begin

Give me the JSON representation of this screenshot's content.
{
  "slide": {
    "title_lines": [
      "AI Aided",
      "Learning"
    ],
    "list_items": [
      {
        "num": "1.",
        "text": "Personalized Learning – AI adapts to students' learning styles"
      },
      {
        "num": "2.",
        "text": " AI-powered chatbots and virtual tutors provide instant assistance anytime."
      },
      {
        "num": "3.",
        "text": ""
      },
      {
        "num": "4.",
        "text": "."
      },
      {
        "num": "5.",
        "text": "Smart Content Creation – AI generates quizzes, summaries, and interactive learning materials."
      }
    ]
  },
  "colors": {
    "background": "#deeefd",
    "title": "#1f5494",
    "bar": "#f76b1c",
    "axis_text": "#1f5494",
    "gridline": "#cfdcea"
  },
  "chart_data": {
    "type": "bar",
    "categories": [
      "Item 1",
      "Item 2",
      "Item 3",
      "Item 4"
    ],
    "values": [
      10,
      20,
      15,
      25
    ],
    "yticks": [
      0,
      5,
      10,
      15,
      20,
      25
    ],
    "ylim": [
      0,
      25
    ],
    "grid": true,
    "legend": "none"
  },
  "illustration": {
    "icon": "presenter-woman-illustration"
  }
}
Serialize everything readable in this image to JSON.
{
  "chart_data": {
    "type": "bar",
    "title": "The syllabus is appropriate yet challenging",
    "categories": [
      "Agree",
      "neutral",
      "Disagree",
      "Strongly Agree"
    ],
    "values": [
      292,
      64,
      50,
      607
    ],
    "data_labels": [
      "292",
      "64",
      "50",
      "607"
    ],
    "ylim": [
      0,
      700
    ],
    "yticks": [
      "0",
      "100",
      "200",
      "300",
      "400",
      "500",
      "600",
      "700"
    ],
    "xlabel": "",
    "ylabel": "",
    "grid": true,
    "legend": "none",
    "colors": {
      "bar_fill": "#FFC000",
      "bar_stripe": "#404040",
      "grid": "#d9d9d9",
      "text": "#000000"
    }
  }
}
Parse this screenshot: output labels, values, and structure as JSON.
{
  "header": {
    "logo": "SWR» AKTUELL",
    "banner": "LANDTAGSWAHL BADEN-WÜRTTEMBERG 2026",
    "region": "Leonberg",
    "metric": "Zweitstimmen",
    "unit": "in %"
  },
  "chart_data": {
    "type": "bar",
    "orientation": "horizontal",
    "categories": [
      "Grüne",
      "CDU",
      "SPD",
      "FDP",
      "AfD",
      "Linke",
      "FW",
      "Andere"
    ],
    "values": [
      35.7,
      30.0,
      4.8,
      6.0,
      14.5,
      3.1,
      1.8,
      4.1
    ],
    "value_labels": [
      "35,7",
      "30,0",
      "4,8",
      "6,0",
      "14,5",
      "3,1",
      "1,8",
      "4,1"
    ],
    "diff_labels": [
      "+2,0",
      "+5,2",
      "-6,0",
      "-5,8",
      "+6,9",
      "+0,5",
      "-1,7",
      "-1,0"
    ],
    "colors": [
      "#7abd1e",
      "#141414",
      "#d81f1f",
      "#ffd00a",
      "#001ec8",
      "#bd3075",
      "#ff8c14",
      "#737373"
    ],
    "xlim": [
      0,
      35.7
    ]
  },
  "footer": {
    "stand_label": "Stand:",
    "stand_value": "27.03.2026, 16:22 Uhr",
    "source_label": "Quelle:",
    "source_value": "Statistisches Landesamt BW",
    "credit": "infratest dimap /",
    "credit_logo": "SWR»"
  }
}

end

▸ GIVEN TASK
Write out every record verbatim.

▸ SOLUTION TO THE PROBLEM
Give me the JSON representation of this screenshot's content.
{
  "slide": {
    "title_lines": [
      "AI Aided",
      "Learning"
    ],
    "list_items": [
      {
        "num": "1.",
        "text": "Personalized Learning – AI adapts to students' learning styles"
      },
      {
        "num": "2.",
        "text": " AI-powered chatbots and virtual tutors provide instant assistance anytime."
      },
      {
        "num": "3.",
        "text": ""
      },
      {
        "num": "4.",
        "text": "."
      },
      {
        "num": "5.",
        "text": "Smart Content Creation – AI generates quizzes, summaries, and interactive learning materials."
      }
    ]
  },
  "colors": {
    "background": "#deeefd",
    "title": "#1f5494",
    "bar": "#f76b1c",
    "axis_text": "#1f5494",
    "gridline": "#cfdcea"
  },
  "chart_data": {
    "type": "bar",
    "categories": [
      "Item 1",
      "Item 2",
      "Item 3",
      "Item 4"
    ],
    "values": [
      10,
      20,
      15,
      25
    ],
    "yticks": [
      0,
      5,
      10,
      15,
      20,
      25
    ],
    "ylim": [
      0,
      25
    ],
    "grid": true,
    "legend": "none"
  },
  "illustration": {
    "icon": "presenter-woman-illustration"
  }
}
Serialize everything readable in this image to JSON.
{
  "chart_data": {
    "type": "bar",
    "title": "The syllabus is appropriate yet challenging",
    "categories": [
      "Agree",
      "neutral",
      "Disagree",
      "Strongly Agree"
    ],
    "values": [
      292,
      64,
      50,
      607
    ],
    "data_labels": [
      "292",
      "64",
      "50",
      "607"
    ],
    "ylim": [
      0,
      700
    ],
    "yticks": [
      "0",
      "100",
      "200",
      "300",
      "400",
      "500",
      "600",
      "700"
    ],
    "xlabel": "",
    "ylabel": "",
    "grid": true,
    "legend": "none",
    "colors": {
      "bar_fill": "#FFC000",
      "bar_stripe": "#404040",
      "grid": "#d9d9d9",
      "text": "#000000"
    }
  }
}
Parse this screenshot: output labels, values, and structure as JSON.
{
  "header": {
    "logo": "SWR» AKTUELL",
    "banner": "LANDTAGSWAHL BADEN-WÜRTTEMBERG 2026",
    "region": "Leonberg",
    "metric": "Zweitstimmen",
    "unit": "in %"
  },
  "chart_data": {
    "type": "bar",
    "orientation": "horizontal",
    "categories": [
      "Grüne",
      "CDU",
      "SPD",
      "FDP",
      "AfD",
      "Linke",
      "FW",
      "Andere"
    ],
    "values": [
      35.7,
      30.0,
      4.8,
      6.0,
      14.5,
      3.1,
      1.8,
      4.1
    ],
    "value_labels": [
      "35,7",
      "30,0",
      "4,8",
      "6,0",
      "14,5",
      "3,1",
      "1,8",
      "4,1"
    ],
    "diff_labels": [
      "+2,0",
      "+5,2",
      "-6,0",
      "-5,8",
      "+6,9",
      "+0,5",
      "-1,7",
      "-1,0"
    ],
    "colors": [
      "#7abd1e",
      "#141414",
      "#d81f1f",
      "#ffd00a",
      "#001ec8",
      "#bd3075",
      "#ff8c14",
      "#737373"
    ],
    "xlim": [
      0,
      35.7
    ]
  },
  "footer": {
    "stand_label": "Stand:",
    "stand_value": "27.03.2026, 16:22 Uhr",
    "source_label": "Quelle:",
    "source_value": "Statistisches Landesamt BW",
    "credit": "infratest dimap /",
    "credit_logo": "SWR»"
  }
}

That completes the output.